• **SHORT TASK**: Repeat the material below exactly, line for line.

• **MATERIAL TO PROCESS**:
>>>

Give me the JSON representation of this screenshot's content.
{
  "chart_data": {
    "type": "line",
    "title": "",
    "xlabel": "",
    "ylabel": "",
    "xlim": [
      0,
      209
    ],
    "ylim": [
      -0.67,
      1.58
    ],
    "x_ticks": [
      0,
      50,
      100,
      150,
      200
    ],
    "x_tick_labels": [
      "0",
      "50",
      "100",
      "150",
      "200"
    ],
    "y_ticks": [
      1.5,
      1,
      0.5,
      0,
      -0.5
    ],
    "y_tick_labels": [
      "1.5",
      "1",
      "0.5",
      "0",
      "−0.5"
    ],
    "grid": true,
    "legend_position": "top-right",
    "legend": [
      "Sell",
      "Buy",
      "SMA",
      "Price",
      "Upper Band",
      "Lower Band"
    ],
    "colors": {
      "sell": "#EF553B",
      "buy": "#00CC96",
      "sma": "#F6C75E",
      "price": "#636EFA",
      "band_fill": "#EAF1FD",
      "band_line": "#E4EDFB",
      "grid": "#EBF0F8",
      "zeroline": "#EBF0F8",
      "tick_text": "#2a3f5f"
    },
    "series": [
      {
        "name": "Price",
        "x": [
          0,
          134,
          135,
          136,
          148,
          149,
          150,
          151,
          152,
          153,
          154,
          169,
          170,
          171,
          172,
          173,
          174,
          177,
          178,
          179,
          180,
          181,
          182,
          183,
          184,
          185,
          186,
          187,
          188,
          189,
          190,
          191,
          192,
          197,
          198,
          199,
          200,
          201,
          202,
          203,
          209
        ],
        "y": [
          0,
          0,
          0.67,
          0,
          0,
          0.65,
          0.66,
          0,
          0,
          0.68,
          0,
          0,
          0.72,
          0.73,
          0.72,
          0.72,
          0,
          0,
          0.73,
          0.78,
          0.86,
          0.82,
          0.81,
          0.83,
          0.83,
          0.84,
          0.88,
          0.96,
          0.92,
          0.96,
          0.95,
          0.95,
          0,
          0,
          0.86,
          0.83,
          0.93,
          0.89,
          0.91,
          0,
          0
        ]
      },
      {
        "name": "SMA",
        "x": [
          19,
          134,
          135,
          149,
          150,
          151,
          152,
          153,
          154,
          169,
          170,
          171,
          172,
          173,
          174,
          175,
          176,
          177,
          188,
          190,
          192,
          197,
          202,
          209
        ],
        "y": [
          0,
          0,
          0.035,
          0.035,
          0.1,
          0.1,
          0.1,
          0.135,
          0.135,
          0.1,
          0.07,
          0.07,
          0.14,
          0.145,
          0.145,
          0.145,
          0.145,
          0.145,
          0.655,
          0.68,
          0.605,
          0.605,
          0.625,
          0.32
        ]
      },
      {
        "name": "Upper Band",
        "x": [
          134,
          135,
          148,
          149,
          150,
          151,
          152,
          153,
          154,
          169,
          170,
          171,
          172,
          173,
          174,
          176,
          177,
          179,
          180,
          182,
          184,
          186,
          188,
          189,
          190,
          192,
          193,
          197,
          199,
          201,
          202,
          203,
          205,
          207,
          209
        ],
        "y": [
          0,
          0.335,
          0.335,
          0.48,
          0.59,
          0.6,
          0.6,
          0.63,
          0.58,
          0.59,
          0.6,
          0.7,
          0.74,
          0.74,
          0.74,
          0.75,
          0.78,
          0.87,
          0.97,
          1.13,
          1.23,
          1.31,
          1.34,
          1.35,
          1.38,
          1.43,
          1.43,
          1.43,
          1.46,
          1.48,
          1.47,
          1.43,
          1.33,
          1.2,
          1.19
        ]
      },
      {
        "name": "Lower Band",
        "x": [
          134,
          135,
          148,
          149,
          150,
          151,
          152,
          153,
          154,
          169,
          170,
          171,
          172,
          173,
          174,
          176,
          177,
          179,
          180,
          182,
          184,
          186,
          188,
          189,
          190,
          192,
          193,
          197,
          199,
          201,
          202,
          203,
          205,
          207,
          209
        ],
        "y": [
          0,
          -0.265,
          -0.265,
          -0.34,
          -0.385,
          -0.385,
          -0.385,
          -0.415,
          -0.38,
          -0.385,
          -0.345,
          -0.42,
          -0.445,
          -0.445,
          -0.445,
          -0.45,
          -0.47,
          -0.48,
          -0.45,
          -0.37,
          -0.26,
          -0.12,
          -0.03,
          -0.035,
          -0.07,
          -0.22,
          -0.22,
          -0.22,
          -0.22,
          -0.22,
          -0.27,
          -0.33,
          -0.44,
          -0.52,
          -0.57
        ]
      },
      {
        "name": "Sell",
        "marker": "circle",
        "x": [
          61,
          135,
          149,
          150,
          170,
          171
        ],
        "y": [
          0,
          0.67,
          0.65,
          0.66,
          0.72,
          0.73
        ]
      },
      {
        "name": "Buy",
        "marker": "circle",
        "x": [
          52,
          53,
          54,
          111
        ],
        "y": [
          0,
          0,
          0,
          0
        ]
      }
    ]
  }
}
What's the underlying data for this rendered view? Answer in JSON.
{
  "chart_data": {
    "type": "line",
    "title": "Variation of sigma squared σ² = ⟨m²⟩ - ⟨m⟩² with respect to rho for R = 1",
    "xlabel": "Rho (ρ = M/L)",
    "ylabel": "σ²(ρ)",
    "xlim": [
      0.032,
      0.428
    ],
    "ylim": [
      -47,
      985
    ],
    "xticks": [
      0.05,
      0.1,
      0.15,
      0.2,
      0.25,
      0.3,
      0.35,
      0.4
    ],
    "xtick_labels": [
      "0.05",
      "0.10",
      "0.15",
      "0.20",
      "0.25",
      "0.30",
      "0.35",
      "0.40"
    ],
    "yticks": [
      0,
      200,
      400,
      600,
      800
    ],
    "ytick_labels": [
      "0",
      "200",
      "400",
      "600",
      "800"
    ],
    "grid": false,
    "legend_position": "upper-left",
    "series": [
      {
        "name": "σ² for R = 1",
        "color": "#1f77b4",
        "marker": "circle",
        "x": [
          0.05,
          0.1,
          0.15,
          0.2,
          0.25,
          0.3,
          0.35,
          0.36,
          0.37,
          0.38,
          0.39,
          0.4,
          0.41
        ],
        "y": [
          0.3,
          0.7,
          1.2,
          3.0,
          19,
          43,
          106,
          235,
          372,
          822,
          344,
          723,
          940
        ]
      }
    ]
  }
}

<<<

• **COMPLETE RESPONSE**:
Give me the JSON representation of this screenshot's content.
{
  "chart_data": {
    "type": "line",
    "title": "",
    "xlabel": "",
    "ylabel": "",
    "xlim": [
      0,
      209
    ],
    "ylim": [
      -0.67,
      1.58
    ],
    "x_ticks": [
      0,
      50,
      100,
      150,
      200
    ],
    "x_tick_labels": [
      "0",
      "50",
      "100",
      "150",
      "200"
    ],
    "y_ticks": [
      1.5,
      1,
      0.5,
      0,
      -0.5
    ],
    "y_tick_labels": [
      "1.5",
      "1",
      "0.5",
      "0",
      "−0.5"
    ],
    "grid": true,
    "legend_position": "top-right",
    "legend": [
      "Sell",
      "Buy",
      "SMA",
      "Price",
      "Upper Band",
      "Lower Band"
    ],
    "colors": {
      "sell": "#EF553B",
      "buy": "#00CC96",
      "sma": "#F6C75E",
      "price": "#636EFA",
      "band_fill": "#EAF1FD",
      "band_line": "#E4EDFB",
      "grid": "#EBF0F8",
      "zeroline": "#EBF0F8",
      "tick_text": "#2a3f5f"
    },
    "series": [
      {
        "name": "Price",
        "x": [
          0,
          134,
          135,
          136,
          148,
          149,
          150,
          151,
          152,
          153,
          154,
          169,
          170,
          171,
          172,
          173,
          174,
          177,
          178,
          179,
          180,
          181,
          182,
          183,
          184,
          185,
          186,
          187,
          188,
          189,
          190,
          191,
          192,
          197,
          198,
          199,
          200,
          201,
          202,
          203,
          209
        ],
        "y": [
          0,
          0,
          0.67,
          0,
          0,
          0.65,
          0.66,
          0,
          0,
          0.68,
          0,
          0,
          0.72,
          0.73,
          0.72,
          0.72,
          0,
          0,
          0.73,
          0.78,
          0.86,
          0.82,
          0.81,
          0.83,
          0.83,
          0.84,
          0.88,
          0.96,
          0.92,
          0.96,
          0.95,
          0.95,
          0,
          0,
          0.86,
          0.83,
          0.93,
          0.89,
          0.91,
          0,
          0
        ]
      },
      {
        "name": "SMA",
        "x": [
          19,
          134,
          135,
          149,
          150,
          151,
          152,
          153,
          154,
          169,
          170,
          171,
          172,
          173,
          174,
          175,
          176,
          177,
          188,
          190,
          192,
          197,
          202,
          209
        ],
        "y": [
          0,
          0,
          0.035,
          0.035,
          0.1,
          0.1,
          0.1,
          0.135,
          0.135,
          0.1,
          0.07,
          0.07,
          0.14,
          0.145,
          0.145,
          0.145,
          0.145,
          0.145,
          0.655,
          0.68,
          0.605,
          0.605,
          0.625,
          0.32
        ]
      },
      {
        "name": "Upper Band",
        "x": [
          134,
          135,
          148,
          149,
          150,
          151,
          152,
          153,
          154,
          169,
          170,
          171,
          172,
          173,
          174,
          176,
          177,
          179,
          180,
          182,
          184,
          186,
          188,
          189,
          190,
          192,
          193,
          197,
          199,
          201,
          202,
          203,
          205,
          207,
          209
        ],
        "y": [
          0,
          0.335,
          0.335,
          0.48,
          0.59,
          0.6,
          0.6,
          0.63,
          0.58,
          0.59,
          0.6,
          0.7,
          0.74,
          0.74,
          0.74,
          0.75,
          0.78,
          0.87,
          0.97,
          1.13,
          1.23,
          1.31,
          1.34,
          1.35,
          1.38,
          1.43,
          1.43,
          1.43,
          1.46,
          1.48,
          1.47,
          1.43,
          1.33,
          1.2,
          1.19
        ]
      },
      {
        "name": "Lower Band",
        "x": [
          134,
          135,
          148,
          149,
          150,
          151,
          152,
          153,
          154,
          169,
          170,
          171,
          172,
          173,
          174,
          176,
          177,
          179,
          180,
          182,
          184,
          186,
          188,
          189,
          190,
          192,
          193,
          197,
          199,
          201,
          202,
          203,
          205,
          207,
          209
        ],
        "y": [
          0,
          -0.265,
          -0.265,
          -0.34,
          -0.385,
          -0.385,
          -0.385,
          -0.415,
          -0.38,
          -0.385,
          -0.345,
          -0.42,
          -0.445,
          -0.445,
          -0.445,
          -0.45,
          -0.47,
          -0.48,
          -0.45,
          -0.37,
          -0.26,
          -0.12,
          -0.03,
          -0.035,
          -0.07,
          -0.22,
          -0.22,
          -0.22,
          -0.22,
          -0.22,
          -0.27,
          -0.33,
          -0.44,
          -0.52,
          -0.57
        ]
      },
      {
        "name": "Sell",
        "marker": "circle",
        "x": [
          61,
          135,
          149,
          150,
          170,
          171
        ],
        "y": [
          0,
          0.67,
          0.65,
          0.66,
          0.72,
          0.73
        ]
      },
      {
        "name": "Buy",
        "marker": "circle",
        "x": [
          52,
          53,
          54,
          111
        ],
        "y": [
          0,
          0,
          0,
          0
        ]
      }
    ]
  }
}
What's the underlying data for this rendered view? Answer in JSON.
{
  "chart_data": {
    "type": "line",
    "title": "Variation of sigma squared σ² = ⟨m²⟩ - ⟨m⟩² with respect to rho for R = 1",
    "xlabel": "Rho (ρ = M/L)",
    "ylabel": "σ²(ρ)",
    "xlim": [
      0.032,
      0.428
    ],
    "ylim": [
      -47,
      985
    ],
    "xticks": [
      0.05,
      0.1,
      0.15,
      0.2,
      0.25,
      0.3,
      0.35,
      0.4
    ],
    "xtick_labels": [
      "0.05",
      "0.10",
      "0.15",
      "0.20",
      "0.25",
      "0.30",
      "0.35",
      "0.40"
    ],
    "yticks": [
      0,
      200,
      400,
      600,
      800
    ],
    "ytick_labels": [
      "0",
      "200",
      "400",
      "600",
      "800"
    ],
    "grid": false,
    "legend_position": "upper-left",
    "series": [
      {
        "name": "σ² for R = 1",
        "color": "#1f77b4",
        "marker": "circle",
        "x": [
          0.05,
          0.1,
          0.15,
          0.2,
          0.25,
          0.3,
          0.35,
          0.36,
          0.37,
          0.38,
          0.39,
          0.4,
          0.41
        ],
        "y": [
          0.3,
          0.7,
          1.2,
          3.0,
          19,
          43,
          106,
          235,
          372,
          822,
          344,
          723,
          940
        ]
      }
    ]
  }
}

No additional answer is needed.